▶ **Set task**
Pull out each line of the data that includes the word "this".

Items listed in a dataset
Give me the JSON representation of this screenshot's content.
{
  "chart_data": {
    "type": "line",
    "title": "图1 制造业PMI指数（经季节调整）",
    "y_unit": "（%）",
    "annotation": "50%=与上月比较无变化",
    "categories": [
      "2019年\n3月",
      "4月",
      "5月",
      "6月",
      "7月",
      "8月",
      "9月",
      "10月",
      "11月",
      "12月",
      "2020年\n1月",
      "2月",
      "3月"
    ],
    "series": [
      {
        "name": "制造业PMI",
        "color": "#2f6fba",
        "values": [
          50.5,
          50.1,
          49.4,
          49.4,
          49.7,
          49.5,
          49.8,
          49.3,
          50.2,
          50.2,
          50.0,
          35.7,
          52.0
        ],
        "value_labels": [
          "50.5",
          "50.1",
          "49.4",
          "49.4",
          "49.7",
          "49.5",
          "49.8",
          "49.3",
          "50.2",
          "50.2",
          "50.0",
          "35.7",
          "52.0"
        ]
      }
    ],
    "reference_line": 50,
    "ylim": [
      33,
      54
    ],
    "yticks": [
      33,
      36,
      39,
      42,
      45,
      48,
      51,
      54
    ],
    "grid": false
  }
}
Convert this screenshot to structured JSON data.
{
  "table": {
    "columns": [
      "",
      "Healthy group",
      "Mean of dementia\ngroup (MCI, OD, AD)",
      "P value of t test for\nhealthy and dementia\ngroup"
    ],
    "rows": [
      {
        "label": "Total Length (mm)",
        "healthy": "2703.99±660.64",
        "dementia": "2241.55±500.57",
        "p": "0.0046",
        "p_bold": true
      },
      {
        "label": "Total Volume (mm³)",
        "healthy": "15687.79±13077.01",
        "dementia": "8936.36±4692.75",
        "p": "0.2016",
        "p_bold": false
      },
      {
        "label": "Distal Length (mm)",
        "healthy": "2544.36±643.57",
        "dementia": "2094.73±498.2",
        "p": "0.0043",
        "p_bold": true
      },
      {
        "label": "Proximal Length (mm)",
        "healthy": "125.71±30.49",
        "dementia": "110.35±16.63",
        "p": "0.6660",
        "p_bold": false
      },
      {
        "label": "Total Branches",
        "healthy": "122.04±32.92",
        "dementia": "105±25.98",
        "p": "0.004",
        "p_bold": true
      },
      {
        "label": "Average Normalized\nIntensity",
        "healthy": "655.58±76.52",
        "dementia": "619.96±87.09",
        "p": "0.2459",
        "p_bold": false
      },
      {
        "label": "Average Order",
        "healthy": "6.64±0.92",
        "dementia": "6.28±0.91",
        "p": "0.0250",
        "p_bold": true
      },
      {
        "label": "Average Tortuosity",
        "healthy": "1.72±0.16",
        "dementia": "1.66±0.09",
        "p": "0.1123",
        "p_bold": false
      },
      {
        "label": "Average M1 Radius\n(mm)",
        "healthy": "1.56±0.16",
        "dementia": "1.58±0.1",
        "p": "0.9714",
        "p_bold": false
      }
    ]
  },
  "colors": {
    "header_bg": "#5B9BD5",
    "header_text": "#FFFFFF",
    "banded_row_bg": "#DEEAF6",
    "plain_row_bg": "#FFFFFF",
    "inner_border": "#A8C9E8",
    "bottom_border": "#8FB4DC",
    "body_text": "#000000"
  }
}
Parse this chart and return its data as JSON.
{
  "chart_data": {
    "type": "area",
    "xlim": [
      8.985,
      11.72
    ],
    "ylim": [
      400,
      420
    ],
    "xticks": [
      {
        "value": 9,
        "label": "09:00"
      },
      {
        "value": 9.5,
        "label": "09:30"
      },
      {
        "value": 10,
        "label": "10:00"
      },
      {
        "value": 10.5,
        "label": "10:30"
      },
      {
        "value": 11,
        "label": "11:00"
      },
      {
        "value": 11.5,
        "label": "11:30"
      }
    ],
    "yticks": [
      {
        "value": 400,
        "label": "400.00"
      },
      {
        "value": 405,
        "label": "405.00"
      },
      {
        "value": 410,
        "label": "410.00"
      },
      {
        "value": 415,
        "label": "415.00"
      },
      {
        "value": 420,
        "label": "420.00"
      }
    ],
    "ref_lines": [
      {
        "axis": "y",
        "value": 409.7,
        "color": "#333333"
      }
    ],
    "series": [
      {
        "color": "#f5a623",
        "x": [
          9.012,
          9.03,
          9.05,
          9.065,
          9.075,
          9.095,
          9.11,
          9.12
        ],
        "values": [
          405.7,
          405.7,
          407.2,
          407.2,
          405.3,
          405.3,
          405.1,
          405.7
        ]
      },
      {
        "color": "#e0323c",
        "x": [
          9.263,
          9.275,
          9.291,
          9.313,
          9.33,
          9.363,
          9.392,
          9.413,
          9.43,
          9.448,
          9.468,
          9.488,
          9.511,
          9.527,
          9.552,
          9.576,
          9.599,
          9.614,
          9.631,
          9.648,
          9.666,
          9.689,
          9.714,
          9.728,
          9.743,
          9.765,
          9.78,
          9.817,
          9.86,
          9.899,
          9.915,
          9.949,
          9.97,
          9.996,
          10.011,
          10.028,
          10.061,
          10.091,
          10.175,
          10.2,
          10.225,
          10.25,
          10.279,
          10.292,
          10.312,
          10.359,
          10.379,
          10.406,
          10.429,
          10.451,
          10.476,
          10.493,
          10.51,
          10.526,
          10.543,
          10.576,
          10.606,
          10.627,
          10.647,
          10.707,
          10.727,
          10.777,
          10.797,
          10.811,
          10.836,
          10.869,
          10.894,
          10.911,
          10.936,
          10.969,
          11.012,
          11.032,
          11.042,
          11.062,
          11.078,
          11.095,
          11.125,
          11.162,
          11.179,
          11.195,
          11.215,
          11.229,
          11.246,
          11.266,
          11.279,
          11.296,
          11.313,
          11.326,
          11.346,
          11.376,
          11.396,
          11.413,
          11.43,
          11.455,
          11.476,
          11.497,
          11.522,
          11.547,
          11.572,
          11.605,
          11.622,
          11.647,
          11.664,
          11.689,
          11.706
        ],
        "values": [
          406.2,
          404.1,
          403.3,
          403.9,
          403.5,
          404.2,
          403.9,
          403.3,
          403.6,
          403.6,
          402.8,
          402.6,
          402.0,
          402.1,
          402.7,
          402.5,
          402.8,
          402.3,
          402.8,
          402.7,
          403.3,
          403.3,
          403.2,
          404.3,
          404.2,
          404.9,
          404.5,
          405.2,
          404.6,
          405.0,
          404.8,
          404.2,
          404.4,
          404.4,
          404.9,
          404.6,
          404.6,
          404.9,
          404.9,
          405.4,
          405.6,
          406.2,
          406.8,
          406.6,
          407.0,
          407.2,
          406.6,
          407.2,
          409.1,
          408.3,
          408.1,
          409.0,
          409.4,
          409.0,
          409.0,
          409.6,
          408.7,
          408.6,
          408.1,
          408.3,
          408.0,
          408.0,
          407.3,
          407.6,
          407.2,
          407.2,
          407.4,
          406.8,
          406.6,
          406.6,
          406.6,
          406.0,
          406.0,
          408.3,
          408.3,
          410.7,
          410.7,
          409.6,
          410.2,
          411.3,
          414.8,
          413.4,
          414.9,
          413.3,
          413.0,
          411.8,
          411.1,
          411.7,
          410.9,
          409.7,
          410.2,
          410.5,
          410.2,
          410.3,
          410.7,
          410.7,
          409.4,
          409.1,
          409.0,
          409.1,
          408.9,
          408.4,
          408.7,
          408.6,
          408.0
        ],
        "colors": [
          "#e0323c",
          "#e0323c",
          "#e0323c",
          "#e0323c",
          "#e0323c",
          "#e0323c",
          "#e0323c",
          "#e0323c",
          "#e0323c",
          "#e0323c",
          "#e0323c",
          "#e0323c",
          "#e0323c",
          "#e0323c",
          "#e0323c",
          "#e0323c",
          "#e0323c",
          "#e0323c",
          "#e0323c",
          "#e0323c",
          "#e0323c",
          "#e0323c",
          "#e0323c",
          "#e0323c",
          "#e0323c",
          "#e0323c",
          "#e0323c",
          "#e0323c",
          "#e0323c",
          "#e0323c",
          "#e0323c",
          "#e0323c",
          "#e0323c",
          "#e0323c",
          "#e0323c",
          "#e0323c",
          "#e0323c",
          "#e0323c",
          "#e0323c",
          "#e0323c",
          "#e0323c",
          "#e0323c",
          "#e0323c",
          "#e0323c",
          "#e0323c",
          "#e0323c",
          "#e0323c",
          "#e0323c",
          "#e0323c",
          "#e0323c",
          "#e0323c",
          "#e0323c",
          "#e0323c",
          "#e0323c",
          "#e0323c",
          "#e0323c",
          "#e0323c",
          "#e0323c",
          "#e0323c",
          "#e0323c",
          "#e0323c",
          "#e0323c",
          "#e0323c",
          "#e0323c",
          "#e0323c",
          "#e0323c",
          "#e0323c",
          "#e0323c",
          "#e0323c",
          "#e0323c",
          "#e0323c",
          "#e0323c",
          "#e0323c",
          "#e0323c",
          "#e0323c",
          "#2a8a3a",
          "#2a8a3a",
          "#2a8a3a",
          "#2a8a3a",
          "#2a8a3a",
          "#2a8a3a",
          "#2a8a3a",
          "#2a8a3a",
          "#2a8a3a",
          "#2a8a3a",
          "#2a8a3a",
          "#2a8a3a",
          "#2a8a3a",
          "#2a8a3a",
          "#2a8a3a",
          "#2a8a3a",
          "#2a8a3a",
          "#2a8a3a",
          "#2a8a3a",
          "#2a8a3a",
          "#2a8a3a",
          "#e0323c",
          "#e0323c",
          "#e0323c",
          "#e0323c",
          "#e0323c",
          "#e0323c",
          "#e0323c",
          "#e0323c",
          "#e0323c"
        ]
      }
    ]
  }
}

▶ **Exercise response**
Give me the JSON representation of this screenshot's content.
Convert this screenshot to structured JSON data.
Parse this chart and return its data as JSON.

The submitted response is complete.